Do this. Bring together all lines of the material below that contain the string "saja".

Dataset items:
· · ·

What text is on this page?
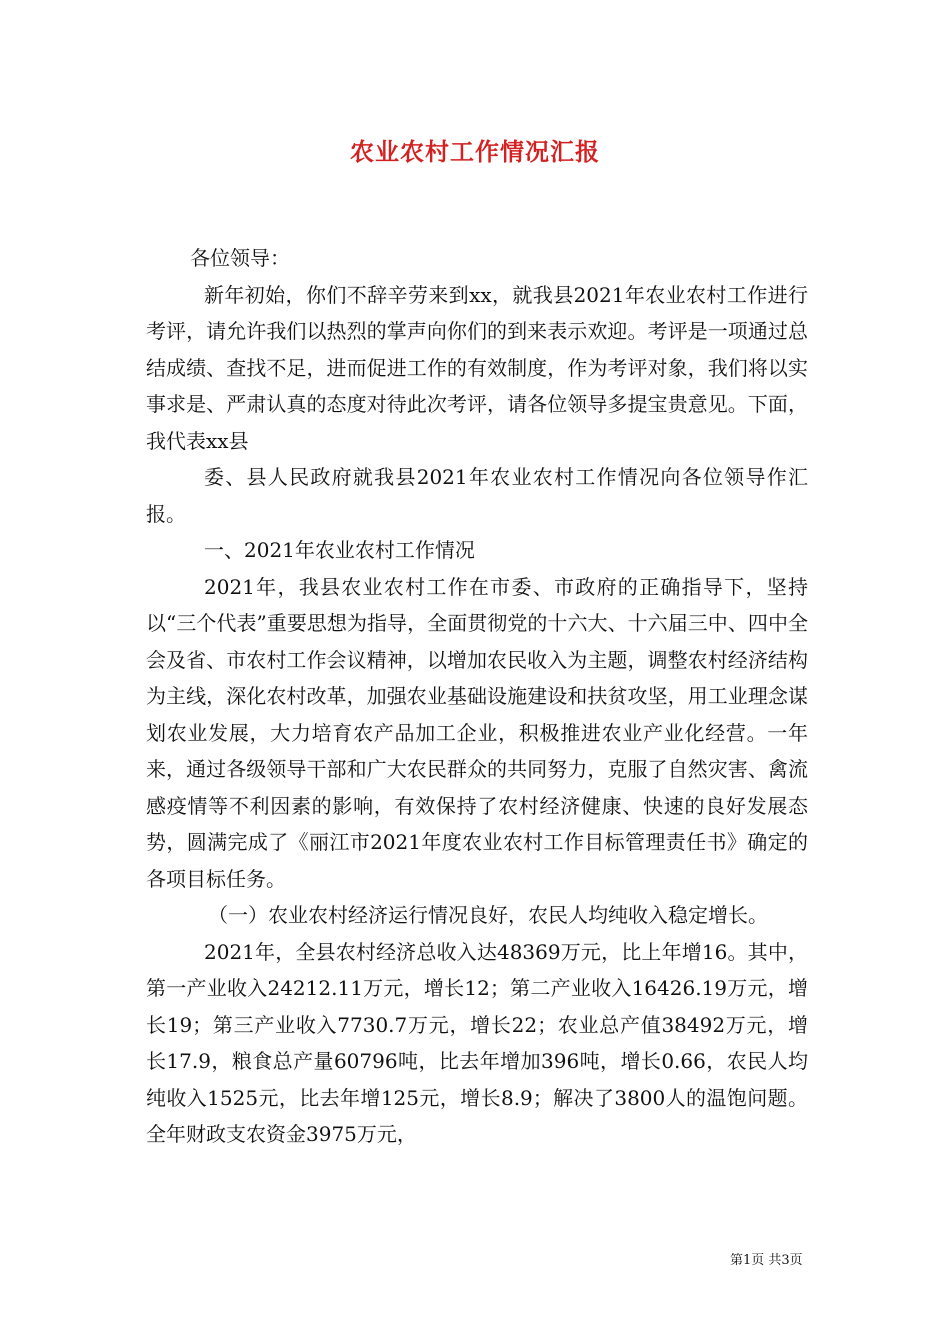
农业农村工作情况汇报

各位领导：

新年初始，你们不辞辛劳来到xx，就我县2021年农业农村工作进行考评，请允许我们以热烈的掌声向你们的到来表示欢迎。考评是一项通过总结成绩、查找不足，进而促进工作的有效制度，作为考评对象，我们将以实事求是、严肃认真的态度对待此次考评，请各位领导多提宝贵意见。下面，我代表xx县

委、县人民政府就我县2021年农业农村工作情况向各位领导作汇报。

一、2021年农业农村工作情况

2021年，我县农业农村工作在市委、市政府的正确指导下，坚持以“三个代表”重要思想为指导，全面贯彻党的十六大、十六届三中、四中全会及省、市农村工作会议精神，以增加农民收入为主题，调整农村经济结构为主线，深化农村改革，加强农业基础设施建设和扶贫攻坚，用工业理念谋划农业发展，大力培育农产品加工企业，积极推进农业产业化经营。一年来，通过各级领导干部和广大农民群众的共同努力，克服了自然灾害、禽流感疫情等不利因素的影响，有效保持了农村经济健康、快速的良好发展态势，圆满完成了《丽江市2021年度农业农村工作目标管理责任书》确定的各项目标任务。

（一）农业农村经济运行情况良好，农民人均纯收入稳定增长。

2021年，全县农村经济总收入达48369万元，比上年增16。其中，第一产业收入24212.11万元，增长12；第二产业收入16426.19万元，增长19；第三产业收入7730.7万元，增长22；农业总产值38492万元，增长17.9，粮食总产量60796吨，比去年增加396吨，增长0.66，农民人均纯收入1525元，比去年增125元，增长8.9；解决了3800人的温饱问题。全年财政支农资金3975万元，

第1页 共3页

· · ·

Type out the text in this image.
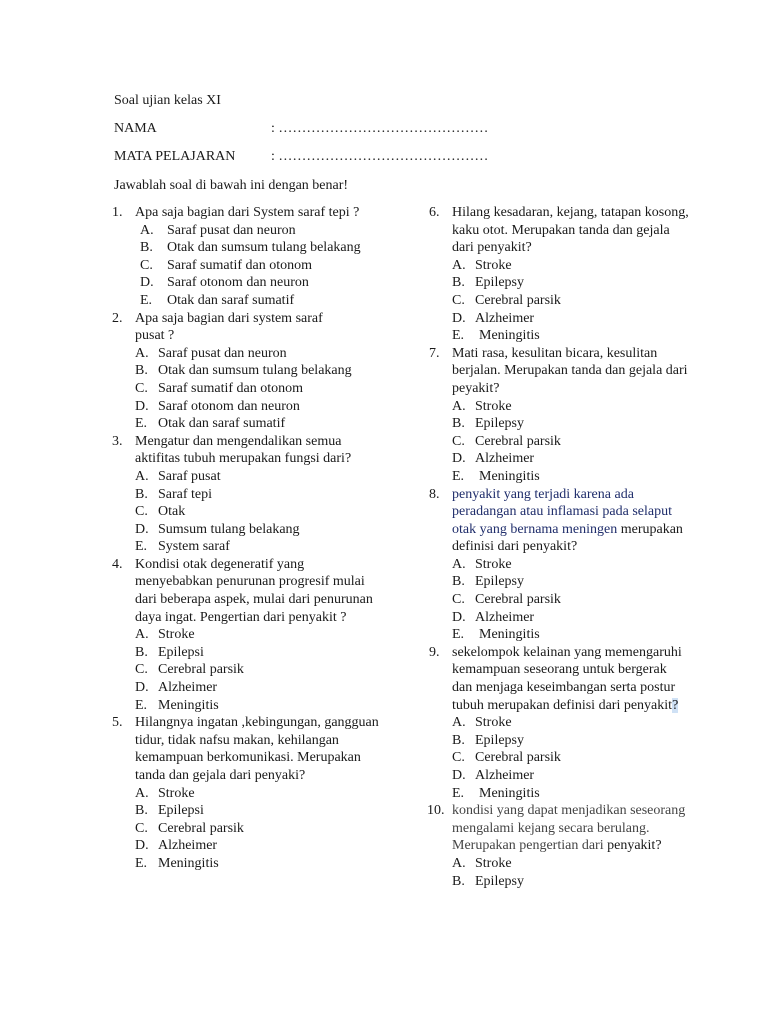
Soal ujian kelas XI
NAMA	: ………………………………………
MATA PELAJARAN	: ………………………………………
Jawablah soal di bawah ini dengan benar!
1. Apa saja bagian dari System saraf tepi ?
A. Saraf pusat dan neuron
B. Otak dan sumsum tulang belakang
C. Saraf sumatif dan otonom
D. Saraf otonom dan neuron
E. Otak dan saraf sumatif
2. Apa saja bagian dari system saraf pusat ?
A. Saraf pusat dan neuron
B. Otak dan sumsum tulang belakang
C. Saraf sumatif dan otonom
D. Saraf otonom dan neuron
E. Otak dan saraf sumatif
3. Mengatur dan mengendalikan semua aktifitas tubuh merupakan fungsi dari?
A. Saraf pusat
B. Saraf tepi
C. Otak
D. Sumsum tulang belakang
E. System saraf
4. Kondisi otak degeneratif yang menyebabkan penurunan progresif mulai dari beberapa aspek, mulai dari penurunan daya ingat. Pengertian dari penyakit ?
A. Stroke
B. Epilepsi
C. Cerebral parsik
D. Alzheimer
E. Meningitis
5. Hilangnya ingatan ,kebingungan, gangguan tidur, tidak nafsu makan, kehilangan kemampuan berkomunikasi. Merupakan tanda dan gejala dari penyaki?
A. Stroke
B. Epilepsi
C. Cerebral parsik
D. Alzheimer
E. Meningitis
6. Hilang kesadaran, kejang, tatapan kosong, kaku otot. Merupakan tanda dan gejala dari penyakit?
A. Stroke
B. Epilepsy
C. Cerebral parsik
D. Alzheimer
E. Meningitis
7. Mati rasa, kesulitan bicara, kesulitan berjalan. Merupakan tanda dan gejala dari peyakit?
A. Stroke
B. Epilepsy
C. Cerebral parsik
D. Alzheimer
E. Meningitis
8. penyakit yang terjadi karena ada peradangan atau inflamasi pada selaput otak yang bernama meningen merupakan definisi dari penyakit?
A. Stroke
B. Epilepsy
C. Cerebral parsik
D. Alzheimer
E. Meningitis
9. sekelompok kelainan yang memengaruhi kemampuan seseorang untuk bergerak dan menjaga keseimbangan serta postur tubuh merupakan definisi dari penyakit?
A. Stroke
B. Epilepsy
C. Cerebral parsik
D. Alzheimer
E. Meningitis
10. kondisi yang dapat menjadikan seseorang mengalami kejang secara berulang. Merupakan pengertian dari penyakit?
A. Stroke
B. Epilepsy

· · ·

Task result.
1. Apa saja bagian dari System saraf tepi ?
2. Apa saja bagian dari system saraf pusat ?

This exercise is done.